[Start of Dataset rows]
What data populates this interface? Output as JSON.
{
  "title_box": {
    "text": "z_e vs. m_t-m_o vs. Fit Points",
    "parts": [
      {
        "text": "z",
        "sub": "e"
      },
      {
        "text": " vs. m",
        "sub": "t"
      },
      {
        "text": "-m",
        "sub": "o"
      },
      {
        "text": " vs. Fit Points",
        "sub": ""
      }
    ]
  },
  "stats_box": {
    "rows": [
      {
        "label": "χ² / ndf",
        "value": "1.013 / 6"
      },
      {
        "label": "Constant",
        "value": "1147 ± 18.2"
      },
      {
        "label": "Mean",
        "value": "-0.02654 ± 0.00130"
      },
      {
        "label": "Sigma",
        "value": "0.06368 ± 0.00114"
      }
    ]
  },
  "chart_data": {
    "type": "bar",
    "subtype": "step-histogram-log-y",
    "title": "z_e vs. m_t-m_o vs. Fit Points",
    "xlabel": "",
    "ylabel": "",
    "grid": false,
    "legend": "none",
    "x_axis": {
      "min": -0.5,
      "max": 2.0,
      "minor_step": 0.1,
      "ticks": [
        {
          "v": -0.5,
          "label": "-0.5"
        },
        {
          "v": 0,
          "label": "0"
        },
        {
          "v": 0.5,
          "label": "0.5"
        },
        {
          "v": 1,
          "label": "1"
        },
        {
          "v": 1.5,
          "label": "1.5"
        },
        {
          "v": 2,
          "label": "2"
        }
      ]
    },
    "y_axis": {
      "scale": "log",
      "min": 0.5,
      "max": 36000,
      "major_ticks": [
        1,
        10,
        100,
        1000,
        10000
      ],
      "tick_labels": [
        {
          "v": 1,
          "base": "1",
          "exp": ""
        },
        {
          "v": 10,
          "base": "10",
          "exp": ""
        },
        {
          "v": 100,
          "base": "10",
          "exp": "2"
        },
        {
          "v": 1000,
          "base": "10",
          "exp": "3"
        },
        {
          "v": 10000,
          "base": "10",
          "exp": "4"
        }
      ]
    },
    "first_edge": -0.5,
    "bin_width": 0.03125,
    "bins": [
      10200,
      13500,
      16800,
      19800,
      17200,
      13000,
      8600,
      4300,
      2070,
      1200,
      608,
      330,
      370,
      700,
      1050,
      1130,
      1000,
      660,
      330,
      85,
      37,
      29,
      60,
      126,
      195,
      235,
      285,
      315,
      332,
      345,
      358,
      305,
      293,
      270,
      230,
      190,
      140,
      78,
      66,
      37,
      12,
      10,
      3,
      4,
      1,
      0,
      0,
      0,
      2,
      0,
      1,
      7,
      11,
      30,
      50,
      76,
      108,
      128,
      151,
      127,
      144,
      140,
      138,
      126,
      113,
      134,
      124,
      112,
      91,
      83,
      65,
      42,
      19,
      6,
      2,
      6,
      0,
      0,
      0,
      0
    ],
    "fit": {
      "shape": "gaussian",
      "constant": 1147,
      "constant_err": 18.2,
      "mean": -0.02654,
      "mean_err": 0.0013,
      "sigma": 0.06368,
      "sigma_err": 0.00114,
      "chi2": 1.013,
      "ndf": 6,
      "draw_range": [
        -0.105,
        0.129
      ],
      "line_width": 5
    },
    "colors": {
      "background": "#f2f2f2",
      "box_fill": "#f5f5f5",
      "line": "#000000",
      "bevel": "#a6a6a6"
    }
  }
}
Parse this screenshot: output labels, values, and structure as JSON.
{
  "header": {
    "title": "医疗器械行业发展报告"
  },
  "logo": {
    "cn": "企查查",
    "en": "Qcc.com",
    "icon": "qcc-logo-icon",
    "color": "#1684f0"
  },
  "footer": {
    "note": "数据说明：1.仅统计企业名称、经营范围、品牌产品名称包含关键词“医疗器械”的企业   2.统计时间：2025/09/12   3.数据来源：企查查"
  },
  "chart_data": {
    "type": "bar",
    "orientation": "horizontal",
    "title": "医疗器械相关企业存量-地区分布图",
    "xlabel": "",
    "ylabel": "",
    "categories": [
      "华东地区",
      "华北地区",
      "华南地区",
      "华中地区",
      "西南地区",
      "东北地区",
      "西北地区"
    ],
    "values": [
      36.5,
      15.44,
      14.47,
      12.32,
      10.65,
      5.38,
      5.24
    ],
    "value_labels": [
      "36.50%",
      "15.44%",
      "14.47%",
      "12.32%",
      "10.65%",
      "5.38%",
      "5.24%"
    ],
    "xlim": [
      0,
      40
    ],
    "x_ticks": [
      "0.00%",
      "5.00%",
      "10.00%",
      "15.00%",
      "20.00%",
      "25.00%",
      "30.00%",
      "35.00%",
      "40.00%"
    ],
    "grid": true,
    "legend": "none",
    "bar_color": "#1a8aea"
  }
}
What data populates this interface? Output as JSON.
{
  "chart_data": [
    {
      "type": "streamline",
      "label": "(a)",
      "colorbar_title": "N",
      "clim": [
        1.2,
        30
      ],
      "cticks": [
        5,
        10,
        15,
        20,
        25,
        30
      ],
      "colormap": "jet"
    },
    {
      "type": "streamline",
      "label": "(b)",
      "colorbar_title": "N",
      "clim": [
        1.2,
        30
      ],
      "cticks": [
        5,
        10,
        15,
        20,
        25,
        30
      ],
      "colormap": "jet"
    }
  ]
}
[End of Dataset rows]
Recite the full listing above exactly.

What data populates this interface? Output as JSON.
{
  "title_box": {
    "text": "z_e vs. m_t-m_o vs. Fit Points",
    "parts": [
      {
        "text": "z",
        "sub": "e"
      },
      {
        "text": " vs. m",
        "sub": "t"
      },
      {
        "text": "-m",
        "sub": "o"
      },
      {
        "text": " vs. Fit Points",
        "sub": ""
      }
    ]
  },
  "stats_box": {
    "rows": [
      {
        "label": "χ² / ndf",
        "value": "1.013 / 6"
      },
      {
        "label": "Constant",
        "value": "1147 ± 18.2"
      },
      {
        "label": "Mean",
        "value": "-0.02654 ± 0.00130"
      },
      {
        "label": "Sigma",
        "value": "0.06368 ± 0.00114"
      }
    ]
  },
  "chart_data": {
    "type": "bar",
    "subtype": "step-histogram-log-y",
    "title": "z_e vs. m_t-m_o vs. Fit Points",
    "xlabel": "",
    "ylabel": "",
    "grid": false,
    "legend": "none",
    "x_axis": {
      "min": -0.5,
      "max": 2.0,
      "minor_step": 0.1,
      "ticks": [
        {
          "v": -0.5,
          "label": "-0.5"
        },
        {
          "v": 0,
          "label": "0"
        },
        {
          "v": 0.5,
          "label": "0.5"
        },
        {
          "v": 1,
          "label": "1"
        },
        {
          "v": 1.5,
          "label": "1.5"
        },
        {
          "v": 2,
          "label": "2"
        }
      ]
    },
    "y_axis": {
      "scale": "log",
      "min": 0.5,
      "max": 36000,
      "major_ticks": [
        1,
        10,
        100,
        1000,
        10000
      ],
      "tick_labels": [
        {
          "v": 1,
          "base": "1",
          "exp": ""
        },
        {
          "v": 10,
          "base": "10",
          "exp": ""
        },
        {
          "v": 100,
          "base": "10",
          "exp": "2"
        },
        {
          "v": 1000,
          "base": "10",
          "exp": "3"
        },
        {
          "v": 10000,
          "base": "10",
          "exp": "4"
        }
      ]
    },
    "first_edge": -0.5,
    "bin_width": 0.03125,
    "bins": [
      10200,
      13500,
      16800,
      19800,
      17200,
      13000,
      8600,
      4300,
      2070,
      1200,
      608,
      330,
      370,
      700,
      1050,
      1130,
      1000,
      660,
      330,
      85,
      37,
      29,
      60,
      126,
      195,
      235,
      285,
      315,
      332,
      345,
      358,
      305,
      293,
      270,
      230,
      190,
      140,
      78,
      66,
      37,
      12,
      10,
      3,
      4,
      1,
      0,
      0,
      0,
      2,
      0,
      1,
      7,
      11,
      30,
      50,
      76,
      108,
      128,
      151,
      127,
      144,
      140,
      138,
      126,
      113,
      134,
      124,
      112,
      91,
      83,
      65,
      42,
      19,
      6,
      2,
      6,
      0,
      0,
      0,
      0
    ],
    "fit": {
      "shape": "gaussian",
      "constant": 1147,
      "constant_err": 18.2,
      "mean": -0.02654,
      "mean_err": 0.0013,
      "sigma": 0.06368,
      "sigma_err": 0.00114,
      "chi2": 1.013,
      "ndf": 6,
      "draw_range": [
        -0.105,
        0.129
      ],
      "line_width": 5
    },
    "colors": {
      "background": "#f2f2f2",
      "box_fill": "#f5f5f5",
      "line": "#000000",
      "bevel": "#a6a6a6"
    }
  }
}
Parse this screenshot: output labels, values, and structure as JSON.
{
  "header": {
    "title": "医疗器械行业发展报告"
  },
  "logo": {
    "cn": "企查查",
    "en": "Qcc.com",
    "icon": "qcc-logo-icon",
    "color": "#1684f0"
  },
  "footer": {
    "note": "数据说明：1.仅统计企业名称、经营范围、品牌产品名称包含关键词“医疗器械”的企业   2.统计时间：2025/09/12   3.数据来源：企查查"
  },
  "chart_data": {
    "type": "bar",
    "orientation": "horizontal",
    "title": "医疗器械相关企业存量-地区分布图",
    "xlabel": "",
    "ylabel": "",
    "categories": [
      "华东地区",
      "华北地区",
      "华南地区",
      "华中地区",
      "西南地区",
      "东北地区",
      "西北地区"
    ],
    "values": [
      36.5,
      15.44,
      14.47,
      12.32,
      10.65,
      5.38,
      5.24
    ],
    "value_labels": [
      "36.50%",
      "15.44%",
      "14.47%",
      "12.32%",
      "10.65%",
      "5.38%",
      "5.24%"
    ],
    "xlim": [
      0,
      40
    ],
    "x_ticks": [
      "0.00%",
      "5.00%",
      "10.00%",
      "15.00%",
      "20.00%",
      "25.00%",
      "30.00%",
      "35.00%",
      "40.00%"
    ],
    "grid": true,
    "legend": "none",
    "bar_color": "#1a8aea"
  }
}
What data populates this interface? Output as JSON.
{
  "chart_data": [
    {
      "type": "streamline",
      "label": "(a)",
      "colorbar_title": "N",
      "clim": [
        1.2,
        30
      ],
      "cticks": [
        5,
        10,
        15,
        20,
        25,
        30
      ],
      "colormap": "jet"
    },
    {
      "type": "streamline",
      "label": "(b)",
      "colorbar_title": "N",
      "clim": [
        1.2,
        30
      ],
      "cticks": [
        5,
        10,
        15,
        20,
        25,
        30
      ],
      "colormap": "jet"
    }
  ]
}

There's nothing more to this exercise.